Task prompt:
Reproduce the material in full, unchanged.

════════════════════

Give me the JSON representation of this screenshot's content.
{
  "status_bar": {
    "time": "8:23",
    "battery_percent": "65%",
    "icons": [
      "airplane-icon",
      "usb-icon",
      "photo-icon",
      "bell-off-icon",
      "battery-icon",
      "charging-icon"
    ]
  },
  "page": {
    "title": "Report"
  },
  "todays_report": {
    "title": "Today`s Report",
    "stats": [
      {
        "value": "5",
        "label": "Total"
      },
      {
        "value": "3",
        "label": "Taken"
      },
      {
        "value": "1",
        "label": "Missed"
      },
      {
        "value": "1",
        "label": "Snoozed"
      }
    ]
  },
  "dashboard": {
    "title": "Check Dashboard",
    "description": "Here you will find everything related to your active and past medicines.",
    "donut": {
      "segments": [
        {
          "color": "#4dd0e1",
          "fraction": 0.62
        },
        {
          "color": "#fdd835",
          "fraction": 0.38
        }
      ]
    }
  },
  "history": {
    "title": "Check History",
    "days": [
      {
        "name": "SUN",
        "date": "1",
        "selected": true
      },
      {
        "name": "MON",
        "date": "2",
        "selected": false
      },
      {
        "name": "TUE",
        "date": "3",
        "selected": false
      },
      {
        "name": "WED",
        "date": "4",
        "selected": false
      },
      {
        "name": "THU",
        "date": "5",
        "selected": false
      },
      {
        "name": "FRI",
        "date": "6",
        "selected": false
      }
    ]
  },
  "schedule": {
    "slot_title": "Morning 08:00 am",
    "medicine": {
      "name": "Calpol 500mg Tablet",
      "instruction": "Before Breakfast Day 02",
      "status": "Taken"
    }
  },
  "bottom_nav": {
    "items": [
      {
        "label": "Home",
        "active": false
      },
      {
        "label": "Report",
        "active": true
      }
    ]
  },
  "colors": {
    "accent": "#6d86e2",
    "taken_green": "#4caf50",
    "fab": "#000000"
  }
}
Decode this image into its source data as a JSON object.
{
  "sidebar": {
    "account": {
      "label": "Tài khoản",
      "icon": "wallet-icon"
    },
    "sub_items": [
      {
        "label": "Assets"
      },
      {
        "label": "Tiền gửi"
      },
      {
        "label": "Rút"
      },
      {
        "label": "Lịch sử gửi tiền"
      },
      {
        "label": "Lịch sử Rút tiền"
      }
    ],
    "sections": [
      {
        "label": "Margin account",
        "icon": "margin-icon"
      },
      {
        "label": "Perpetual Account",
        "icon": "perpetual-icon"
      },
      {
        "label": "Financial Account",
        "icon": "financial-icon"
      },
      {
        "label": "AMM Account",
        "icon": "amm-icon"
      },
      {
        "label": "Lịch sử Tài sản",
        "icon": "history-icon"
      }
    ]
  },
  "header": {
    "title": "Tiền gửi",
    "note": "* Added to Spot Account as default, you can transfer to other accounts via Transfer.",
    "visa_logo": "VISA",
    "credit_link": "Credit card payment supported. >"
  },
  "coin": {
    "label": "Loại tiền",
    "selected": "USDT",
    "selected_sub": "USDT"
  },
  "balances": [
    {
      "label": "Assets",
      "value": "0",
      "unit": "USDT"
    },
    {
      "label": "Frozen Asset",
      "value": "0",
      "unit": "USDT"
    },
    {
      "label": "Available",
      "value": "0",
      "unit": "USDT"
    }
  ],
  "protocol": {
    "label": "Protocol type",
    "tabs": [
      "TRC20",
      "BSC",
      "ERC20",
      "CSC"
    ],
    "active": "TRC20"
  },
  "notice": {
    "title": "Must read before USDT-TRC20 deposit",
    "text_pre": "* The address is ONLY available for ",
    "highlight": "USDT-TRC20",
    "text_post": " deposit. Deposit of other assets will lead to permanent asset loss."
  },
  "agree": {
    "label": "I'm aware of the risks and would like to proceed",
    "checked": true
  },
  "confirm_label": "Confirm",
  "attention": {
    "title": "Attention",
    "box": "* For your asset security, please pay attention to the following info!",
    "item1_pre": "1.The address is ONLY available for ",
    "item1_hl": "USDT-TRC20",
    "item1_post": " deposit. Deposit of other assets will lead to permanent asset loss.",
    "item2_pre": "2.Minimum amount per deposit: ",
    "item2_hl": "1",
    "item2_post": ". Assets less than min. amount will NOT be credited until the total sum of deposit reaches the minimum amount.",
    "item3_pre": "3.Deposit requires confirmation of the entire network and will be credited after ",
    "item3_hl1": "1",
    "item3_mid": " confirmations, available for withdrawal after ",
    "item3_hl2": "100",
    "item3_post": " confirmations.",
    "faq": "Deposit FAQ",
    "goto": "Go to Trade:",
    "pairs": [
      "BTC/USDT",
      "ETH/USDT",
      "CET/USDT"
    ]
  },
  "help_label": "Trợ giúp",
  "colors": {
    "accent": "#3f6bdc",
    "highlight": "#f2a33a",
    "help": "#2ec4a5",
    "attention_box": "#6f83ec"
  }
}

════════════════════

Response below:
Give me the JSON representation of this screenshot's content.
{
  "status_bar": {
    "time": "8:23",
    "battery_percent": "65%",
    "icons": [
      "airplane-icon",
      "usb-icon",
      "photo-icon",
      "bell-off-icon",
      "battery-icon",
      "charging-icon"
    ]
  },
  "page": {
    "title": "Report"
  },
  "todays_report": {
    "title": "Today`s Report",
    "stats": [
      {
        "value": "5",
        "label": "Total"
      },
      {
        "value": "3",
        "label": "Taken"
      },
      {
        "value": "1",
        "label": "Missed"
      },
      {
        "value": "1",
        "label": "Snoozed"
      }
    ]
  },
  "dashboard": {
    "title": "Check Dashboard",
    "description": "Here you will find everything related to your active and past medicines.",
    "donut": {
      "segments": [
        {
          "color": "#4dd0e1",
          "fraction": 0.62
        },
        {
          "color": "#fdd835",
          "fraction": 0.38
        }
      ]
    }
  },
  "history": {
    "title": "Check History",
    "days": [
      {
        "name": "SUN",
        "date": "1",
        "selected": true
      },
      {
        "name": "MON",
        "date": "2",
        "selected": false
      },
      {
        "name": "TUE",
        "date": "3",
        "selected": false
      },
      {
        "name": "WED",
        "date": "4",
        "selected": false
      },
      {
        "name": "THU",
        "date": "5",
        "selected": false
      },
      {
        "name": "FRI",
        "date": "6",
        "selected": false
      }
    ]
  },
  "schedule": {
    "slot_title": "Morning 08:00 am",
    "medicine": {
      "name": "Calpol 500mg Tablet",
      "instruction": "Before Breakfast Day 02",
      "status": "Taken"
    }
  },
  "bottom_nav": {
    "items": [
      {
        "label": "Home",
        "active": false
      },
      {
        "label": "Report",
        "active": true
      }
    ]
  },
  "colors": {
    "accent": "#6d86e2",
    "taken_green": "#4caf50",
    "fab": "#000000"
  }
}
Decode this image into its source data as a JSON object.
{
  "sidebar": {
    "account": {
      "label": "Tài khoản",
      "icon": "wallet-icon"
    },
    "sub_items": [
      {
        "label": "Assets"
      },
      {
        "label": "Tiền gửi"
      },
      {
        "label": "Rút"
      },
      {
        "label": "Lịch sử gửi tiền"
      },
      {
        "label": "Lịch sử Rút tiền"
      }
    ],
    "sections": [
      {
        "label": "Margin account",
        "icon": "margin-icon"
      },
      {
        "label": "Perpetual Account",
        "icon": "perpetual-icon"
      },
      {
        "label": "Financial Account",
        "icon": "financial-icon"
      },
      {
        "label": "AMM Account",
        "icon": "amm-icon"
      },
      {
        "label": "Lịch sử Tài sản",
        "icon": "history-icon"
      }
    ]
  },
  "header": {
    "title": "Tiền gửi",
    "note": "* Added to Spot Account as default, you can transfer to other accounts via Transfer.",
    "visa_logo": "VISA",
    "credit_link": "Credit card payment supported. >"
  },
  "coin": {
    "label": "Loại tiền",
    "selected": "USDT",
    "selected_sub": "USDT"
  },
  "balances": [
    {
      "label": "Assets",
      "value": "0",
      "unit": "USDT"
    },
    {
      "label": "Frozen Asset",
      "value": "0",
      "unit": "USDT"
    },
    {
      "label": "Available",
      "value": "0",
      "unit": "USDT"
    }
  ],
  "protocol": {
    "label": "Protocol type",
    "tabs": [
      "TRC20",
      "BSC",
      "ERC20",
      "CSC"
    ],
    "active": "TRC20"
  },
  "notice": {
    "title": "Must read before USDT-TRC20 deposit",
    "text_pre": "* The address is ONLY available for ",
    "highlight": "USDT-TRC20",
    "text_post": " deposit. Deposit of other assets will lead to permanent asset loss."
  },
  "agree": {
    "label": "I'm aware of the risks and would like to proceed",
    "checked": true
  },
  "confirm_label": "Confirm",
  "attention": {
    "title": "Attention",
    "box": "* For your asset security, please pay attention to the following info!",
    "item1_pre": "1.The address is ONLY available for ",
    "item1_hl": "USDT-TRC20",
    "item1_post": " deposit. Deposit of other assets will lead to permanent asset loss.",
    "item2_pre": "2.Minimum amount per deposit: ",
    "item2_hl": "1",
    "item2_post": ". Assets less than min. amount will NOT be credited until the total sum of deposit reaches the minimum amount.",
    "item3_pre": "3.Deposit requires confirmation of the entire network and will be credited after ",
    "item3_hl1": "1",
    "item3_mid": " confirmations, available for withdrawal after ",
    "item3_hl2": "100",
    "item3_post": " confirmations.",
    "faq": "Deposit FAQ",
    "goto": "Go to Trade:",
    "pairs": [
      "BTC/USDT",
      "ETH/USDT",
      "CET/USDT"
    ]
  },
  "help_label": "Trợ giúp",
  "colors": {
    "accent": "#3f6bdc",
    "highlight": "#f2a33a",
    "help": "#2ec4a5",
    "attention_box": "#6f83ec"
  }
}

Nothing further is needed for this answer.